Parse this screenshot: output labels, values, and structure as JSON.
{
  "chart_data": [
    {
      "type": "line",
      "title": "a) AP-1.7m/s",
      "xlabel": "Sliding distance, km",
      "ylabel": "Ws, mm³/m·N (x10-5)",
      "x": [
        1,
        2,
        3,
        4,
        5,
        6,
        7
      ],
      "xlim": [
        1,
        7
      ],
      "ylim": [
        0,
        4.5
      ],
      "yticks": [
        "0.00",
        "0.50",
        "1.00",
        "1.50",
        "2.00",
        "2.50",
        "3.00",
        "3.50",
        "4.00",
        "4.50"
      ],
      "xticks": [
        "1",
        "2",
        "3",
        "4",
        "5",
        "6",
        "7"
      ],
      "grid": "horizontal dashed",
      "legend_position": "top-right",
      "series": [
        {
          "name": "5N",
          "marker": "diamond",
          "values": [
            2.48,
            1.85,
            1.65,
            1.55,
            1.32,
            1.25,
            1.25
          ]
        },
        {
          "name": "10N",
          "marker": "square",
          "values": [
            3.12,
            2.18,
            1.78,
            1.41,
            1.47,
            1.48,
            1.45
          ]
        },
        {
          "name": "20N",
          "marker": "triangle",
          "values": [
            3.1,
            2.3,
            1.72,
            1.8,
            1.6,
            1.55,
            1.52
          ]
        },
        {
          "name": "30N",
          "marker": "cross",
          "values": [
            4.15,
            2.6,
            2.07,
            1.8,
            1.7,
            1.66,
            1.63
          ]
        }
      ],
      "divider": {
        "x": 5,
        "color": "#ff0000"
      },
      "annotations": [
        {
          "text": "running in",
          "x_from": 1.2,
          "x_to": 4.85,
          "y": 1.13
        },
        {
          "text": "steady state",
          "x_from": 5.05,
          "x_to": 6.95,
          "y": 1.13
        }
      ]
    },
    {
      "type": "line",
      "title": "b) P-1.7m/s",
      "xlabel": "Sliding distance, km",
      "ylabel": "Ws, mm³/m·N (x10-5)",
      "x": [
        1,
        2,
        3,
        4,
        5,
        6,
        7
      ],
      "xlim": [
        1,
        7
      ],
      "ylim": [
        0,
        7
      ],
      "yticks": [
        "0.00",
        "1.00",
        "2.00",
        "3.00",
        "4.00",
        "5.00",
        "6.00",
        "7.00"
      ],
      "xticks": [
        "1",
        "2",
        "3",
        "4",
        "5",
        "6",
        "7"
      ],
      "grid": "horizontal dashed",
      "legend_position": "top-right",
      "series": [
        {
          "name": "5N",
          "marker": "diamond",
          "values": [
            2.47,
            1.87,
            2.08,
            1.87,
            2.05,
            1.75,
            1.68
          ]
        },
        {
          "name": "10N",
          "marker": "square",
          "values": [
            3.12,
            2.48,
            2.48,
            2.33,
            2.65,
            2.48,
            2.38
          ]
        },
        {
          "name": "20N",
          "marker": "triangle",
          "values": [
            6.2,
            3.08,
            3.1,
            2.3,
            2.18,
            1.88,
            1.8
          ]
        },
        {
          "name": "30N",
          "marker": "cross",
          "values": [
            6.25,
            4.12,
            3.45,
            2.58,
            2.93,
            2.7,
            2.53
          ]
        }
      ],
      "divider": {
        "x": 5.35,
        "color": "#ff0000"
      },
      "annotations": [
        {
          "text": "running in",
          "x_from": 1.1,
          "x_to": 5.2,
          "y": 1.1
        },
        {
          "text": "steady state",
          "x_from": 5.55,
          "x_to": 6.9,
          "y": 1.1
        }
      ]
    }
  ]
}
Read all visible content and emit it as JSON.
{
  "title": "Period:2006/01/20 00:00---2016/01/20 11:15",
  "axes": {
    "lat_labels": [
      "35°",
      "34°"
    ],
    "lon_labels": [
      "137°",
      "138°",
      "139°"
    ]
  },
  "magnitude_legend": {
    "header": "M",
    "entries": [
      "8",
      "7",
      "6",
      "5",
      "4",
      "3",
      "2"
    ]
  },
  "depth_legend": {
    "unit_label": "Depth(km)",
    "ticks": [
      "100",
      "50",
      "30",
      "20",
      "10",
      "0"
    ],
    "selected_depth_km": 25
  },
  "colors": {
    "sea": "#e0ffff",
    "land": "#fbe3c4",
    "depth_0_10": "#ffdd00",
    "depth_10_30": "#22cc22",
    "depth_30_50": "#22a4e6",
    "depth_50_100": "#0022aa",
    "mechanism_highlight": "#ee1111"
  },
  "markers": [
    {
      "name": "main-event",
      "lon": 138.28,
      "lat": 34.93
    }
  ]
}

WRITTEN EXERCISE: Every line from the one holding "Read all visible content and emit it as JSON." through the final line of the listing must be echoed exactly; leave out all other lines.

FULL OUTPUT:
Read all visible content and emit it as JSON.
{
  "title": "Period:2006/01/20 00:00---2016/01/20 11:15",
  "axes": {
    "lat_labels": [
      "35°",
      "34°"
    ],
    "lon_labels": [
      "137°",
      "138°",
      "139°"
    ]
  },
  "magnitude_legend": {
    "header": "M",
    "entries": [
      "8",
      "7",
      "6",
      "5",
      "4",
      "3",
      "2"
    ]
  },
  "depth_legend": {
    "unit_label": "Depth(km)",
    "ticks": [
      "100",
      "50",
      "30",
      "20",
      "10",
      "0"
    ],
    "selected_depth_km": 25
  },
  "colors": {
    "sea": "#e0ffff",
    "land": "#fbe3c4",
    "depth_0_10": "#ffdd00",
    "depth_10_30": "#22cc22",
    "depth_30_50": "#22a4e6",
    "depth_50_100": "#0022aa",
    "mechanism_highlight": "#ee1111"
  },
  "markers": [
    {
      "name": "main-event",
      "lon": 138.28,
      "lat": 34.93
    }
  ]
}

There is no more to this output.